== Aim of the task ==
If a line in the records below holds the word "median", copy it.

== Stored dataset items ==
━━━━━━

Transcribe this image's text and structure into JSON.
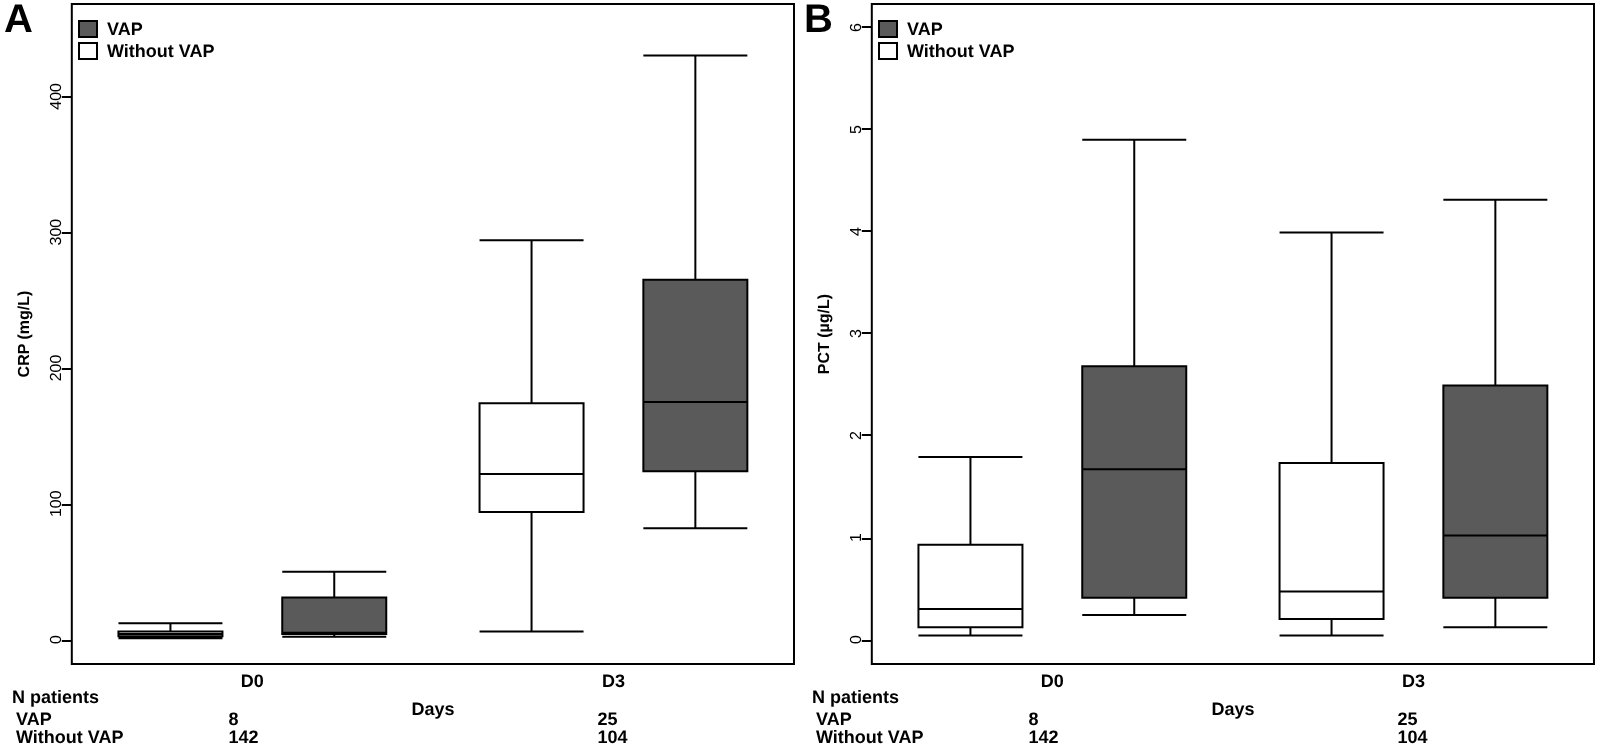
{
  "chart_data": [
    {
      "type": "box",
      "title": "A",
      "xlabel": "Days",
      "ylabel": "CRP (mg/L)",
      "categories": [
        "D0",
        "D3"
      ],
      "ylim": [
        -18,
        468
      ],
      "yticks": [
        0,
        100,
        200,
        300,
        400
      ],
      "grid": false,
      "legend": "top left",
      "series": [
        {
          "name": "Without VAP",
          "color": "#ffffff",
          "boxes": [
            {
              "low": 1,
              "q1": 2.5,
              "median": 4,
              "q3": 6,
              "high": 12
            },
            {
              "low": 6,
              "q1": 94,
              "median": 122,
              "q3": 174,
              "high": 294
            }
          ]
        },
        {
          "name": "VAP",
          "color": "#5a5a5a",
          "boxes": [
            {
              "low": 2,
              "q1": 4,
              "median": 5,
              "q3": 31,
              "high": 50
            },
            {
              "low": 82,
              "q1": 124,
              "median": 175,
              "q3": 265,
              "high": 430
            }
          ]
        }
      ],
      "annotations": [
        "N patients",
        "VAP",
        "8",
        "25",
        "Without VAP",
        "142",
        "104"
      ]
    },
    {
      "type": "box",
      "title": "B",
      "xlabel": "Days",
      "ylabel": "PCT (µg/L)",
      "categories": [
        "D0",
        "D3"
      ],
      "ylim": [
        -0.24,
        6.23
      ],
      "yticks": [
        0,
        1,
        2,
        3,
        4,
        5,
        6
      ],
      "grid": false,
      "legend": "top left",
      "series": [
        {
          "name": "Without VAP",
          "color": "#ffffff",
          "boxes": [
            {
              "low": 0.04,
              "q1": 0.12,
              "median": 0.3,
              "q3": 0.93,
              "high": 1.79
            },
            {
              "low": 0.04,
              "q1": 0.2,
              "median": 0.47,
              "q3": 1.73,
              "high": 3.99
            }
          ]
        },
        {
          "name": "VAP",
          "color": "#5a5a5a",
          "boxes": [
            {
              "low": 0.24,
              "q1": 0.41,
              "median": 1.67,
              "q3": 2.68,
              "high": 4.9
            },
            {
              "low": 0.12,
              "q1": 0.41,
              "median": 1.02,
              "q3": 2.49,
              "high": 4.31
            }
          ]
        }
      ],
      "annotations": [
        "N patients",
        "VAP",
        "8",
        "25",
        "Without VAP",
        "142",
        "104"
      ]
    }
  ]
}
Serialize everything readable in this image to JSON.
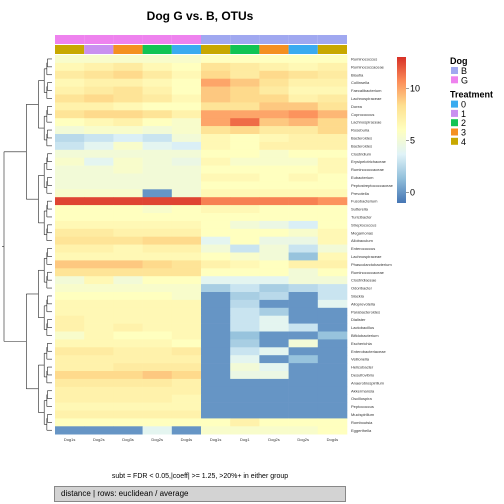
{
  "chart_data": {
    "type": "heatmap",
    "title": "Dog G vs. B, OTUs",
    "subtitle": "subt = FDR < 0.05,|coeff| >= 1.25, >20%+ in either group",
    "footer": "distance | rows: euclidean / average",
    "columns": [
      {
        "label": "Dog1s",
        "dog": "G",
        "treatment": "4"
      },
      {
        "label": "Dog2s",
        "dog": "G",
        "treatment": "1"
      },
      {
        "label": "Dog3s",
        "dog": "G",
        "treatment": "3"
      },
      {
        "label": "Dog2s",
        "dog": "G",
        "treatment": "2"
      },
      {
        "label": "Dog4s",
        "dog": "G",
        "treatment": "0"
      },
      {
        "label": "Dog1s",
        "dog": "B",
        "treatment": "4"
      },
      {
        "label": "Dog1",
        "dog": "B",
        "treatment": "2"
      },
      {
        "label": "Dog2s",
        "dog": "B",
        "treatment": "3"
      },
      {
        "label": "Dog2s",
        "dog": "B",
        "treatment": "0"
      },
      {
        "label": "Dog4s",
        "dog": "B",
        "treatment": "4"
      }
    ],
    "rows": [
      "Ruminococcus",
      "Ruminococcaceae",
      "Blautia",
      "Collinsella",
      "Faecalibacterium",
      "Lachnospiraceae",
      "Dorea",
      "Coprococcus",
      "Lachnospiraceae",
      "Roseburia",
      "Bacteroides",
      "Bacteroides",
      "Clostridium",
      "Erysipelotrichaceae",
      "Ruminococcaceae",
      "Eubacterium",
      "Peptostreptococcaceae",
      "Prevotella",
      "Fusobacterium",
      "Sutterella",
      "Turicibacter",
      "Streptococcus",
      "Megamonas",
      "Allobaculum",
      "Enterococcus",
      "Lachnospiraceae",
      "Phascolarctobacterium",
      "Ruminococcaceae",
      "Clostridiaceae",
      "Odoribacter",
      "Slackia",
      "Alloprevotella",
      "Parabacteroides",
      "Dialister",
      "Lactobacillus",
      "Bifidobacterium",
      "Escherichia",
      "Enterobacteriaceae",
      "Veillonella",
      "Helicobacter",
      "Desulfovibrio",
      "Anaerobiospirillum",
      "Akkermansia",
      "Oscillospira",
      "Peptococcus",
      "Mucispirillum",
      "Romboutsia",
      "Eggerthella"
    ],
    "values": [
      [
        5.5,
        5.5,
        5.5,
        5.5,
        5.5,
        6,
        6,
        6,
        6,
        6
      ],
      [
        6.5,
        7,
        7.5,
        6.5,
        6,
        8,
        7.5,
        7,
        6.5,
        7
      ],
      [
        7.5,
        8,
        8.5,
        7.5,
        6.5,
        8.5,
        7.5,
        8.5,
        8,
        7.5
      ],
      [
        6.5,
        7,
        7,
        6.5,
        6,
        10,
        9,
        8,
        7,
        7
      ],
      [
        7,
        7.5,
        8,
        7,
        6,
        9,
        8.5,
        7.5,
        6.5,
        6.5
      ],
      [
        8,
        8.5,
        8,
        7.5,
        6.5,
        9,
        8.5,
        8.5,
        7,
        7.5
      ],
      [
        7,
        7,
        6.5,
        6,
        6,
        8,
        8,
        9,
        9,
        8
      ],
      [
        8,
        8.5,
        8.5,
        8,
        7,
        10,
        10,
        10,
        10.5,
        9.5
      ],
      [
        6,
        6.5,
        7,
        6,
        5.5,
        10,
        11.5,
        9,
        9.5,
        8.5
      ],
      [
        5,
        5.5,
        5.5,
        5,
        5.5,
        8,
        8.5,
        7.5,
        7.5,
        8.5
      ],
      [
        2.5,
        3,
        3.5,
        3,
        5,
        6.5,
        6,
        6.5,
        7,
        7
      ],
      [
        3,
        4,
        5.5,
        4,
        3.5,
        6.5,
        6,
        7,
        7,
        7
      ],
      [
        5,
        5,
        5,
        5,
        5,
        6,
        6,
        5.5,
        6,
        6
      ],
      [
        5.5,
        4,
        5.5,
        5,
        4.5,
        6.5,
        5.5,
        5.5,
        5.5,
        6.5
      ],
      [
        5,
        5,
        5.5,
        5,
        5,
        6,
        6,
        6,
        6,
        6.5
      ],
      [
        5,
        5,
        5,
        5,
        5,
        6.5,
        6.5,
        6,
        6.5,
        6
      ],
      [
        5,
        5,
        5,
        5,
        5,
        6,
        6,
        6,
        6,
        6
      ],
      [
        5.5,
        5.5,
        5.5,
        0,
        5,
        6.5,
        6.5,
        6.5,
        6.5,
        6.5
      ],
      [
        12.5,
        12.5,
        12.5,
        12.5,
        12.5,
        11,
        11,
        11,
        11,
        10.5
      ],
      [
        6,
        6,
        6,
        5.5,
        6,
        6.5,
        6.5,
        6,
        6,
        6
      ],
      [
        6,
        6,
        6,
        6,
        6,
        6,
        6,
        6,
        6,
        6
      ],
      [
        6.5,
        6.5,
        6.5,
        6.5,
        6.5,
        6,
        5,
        4.5,
        3.5,
        6
      ],
      [
        7.5,
        7.5,
        7,
        7,
        7,
        6,
        6,
        6,
        5.5,
        6.5
      ],
      [
        8,
        8,
        8,
        8.5,
        8.5,
        4,
        6,
        4.5,
        4.5,
        6.5
      ],
      [
        7,
        7,
        6.5,
        7,
        7,
        5,
        3,
        5,
        3,
        5
      ],
      [
        6.5,
        6.5,
        6.5,
        6.5,
        6.5,
        6,
        5.5,
        5,
        1.5,
        6.5
      ],
      [
        9,
        9,
        9,
        8.5,
        8,
        7,
        6.5,
        6,
        7,
        7
      ],
      [
        8,
        8,
        8,
        8,
        8,
        6,
        6,
        6,
        5,
        6
      ],
      [
        5,
        6.5,
        5,
        6,
        6,
        4,
        4,
        4,
        5,
        5
      ],
      [
        5.5,
        5.5,
        5.5,
        5.5,
        5.5,
        2,
        3,
        2,
        2.5,
        3
      ],
      [
        6,
        6,
        6,
        6,
        5.5,
        0,
        2,
        2.5,
        0,
        3
      ],
      [
        6.5,
        6.5,
        6.5,
        6.5,
        6.5,
        0,
        2.5,
        0,
        0,
        4
      ],
      [
        6.5,
        6.5,
        6.5,
        6.5,
        6.5,
        0,
        3,
        2,
        0,
        0
      ],
      [
        7,
        6.5,
        6.5,
        6.5,
        6.5,
        0,
        3,
        4,
        0,
        0
      ],
      [
        7,
        6.5,
        7,
        6.5,
        6.5,
        0,
        3,
        4,
        3,
        0
      ],
      [
        5.5,
        6.5,
        6,
        6,
        6.5,
        0,
        1.5,
        0,
        0,
        1.5
      ],
      [
        6.5,
        6.5,
        6.5,
        6.5,
        6,
        0,
        2,
        0,
        5,
        0
      ],
      [
        7.5,
        7.5,
        7,
        7,
        7.5,
        0,
        3,
        4,
        0,
        0
      ],
      [
        7,
        7,
        7,
        7,
        7,
        0,
        4,
        0,
        1.5,
        0
      ],
      [
        7,
        7,
        7.5,
        7.5,
        7.5,
        0,
        5,
        4,
        0,
        0
      ],
      [
        8.5,
        8.5,
        8.5,
        9,
        8.5,
        0,
        4.5,
        4.5,
        0,
        0
      ],
      [
        7.5,
        7.5,
        7.5,
        7.5,
        7,
        0,
        0,
        0,
        0,
        0
      ],
      [
        7,
        7,
        7,
        7,
        7,
        0,
        0,
        0,
        0,
        0
      ],
      [
        7,
        7,
        7,
        7,
        6.5,
        0,
        0,
        0,
        0,
        0
      ],
      [
        6.5,
        6.5,
        6.5,
        6.5,
        6.5,
        0,
        0,
        0,
        0,
        0
      ],
      [
        7,
        7,
        7,
        7,
        7,
        0,
        0,
        0,
        0,
        0
      ],
      [
        6,
        6,
        6,
        6,
        6,
        6,
        7,
        6,
        6,
        6
      ],
      [
        0,
        0,
        0,
        4,
        0,
        5.5,
        5.5,
        5.5,
        5.5,
        6
      ]
    ],
    "color_scale": {
      "min": -1,
      "max": 13,
      "ticks": [
        0,
        5,
        10
      ],
      "colors": [
        "#4575b4",
        "#91bfdb",
        "#e0f3f8",
        "#ffffbf",
        "#fee090",
        "#fc8d59",
        "#d73027"
      ]
    },
    "legends": [
      {
        "title": "Dog",
        "entries": [
          {
            "label": "B",
            "color": "#a0a8f0"
          },
          {
            "label": "G",
            "color": "#ee82ee"
          }
        ]
      },
      {
        "title": "Treatment",
        "entries": [
          {
            "label": "0",
            "color": "#3aabf0"
          },
          {
            "label": "1",
            "color": "#c990f0"
          },
          {
            "label": "2",
            "color": "#11c454"
          },
          {
            "label": "3",
            "color": "#f49020"
          },
          {
            "label": "4",
            "color": "#c8a800"
          }
        ]
      }
    ]
  }
}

━━━━━━

== Your solution ==
              "median": 4,
              "median": 122,
              "median": 5,
              "median": 175,
              "median": 0.3,
              "median": 0.47,
              "median": 1.67,
              "median": 1.02,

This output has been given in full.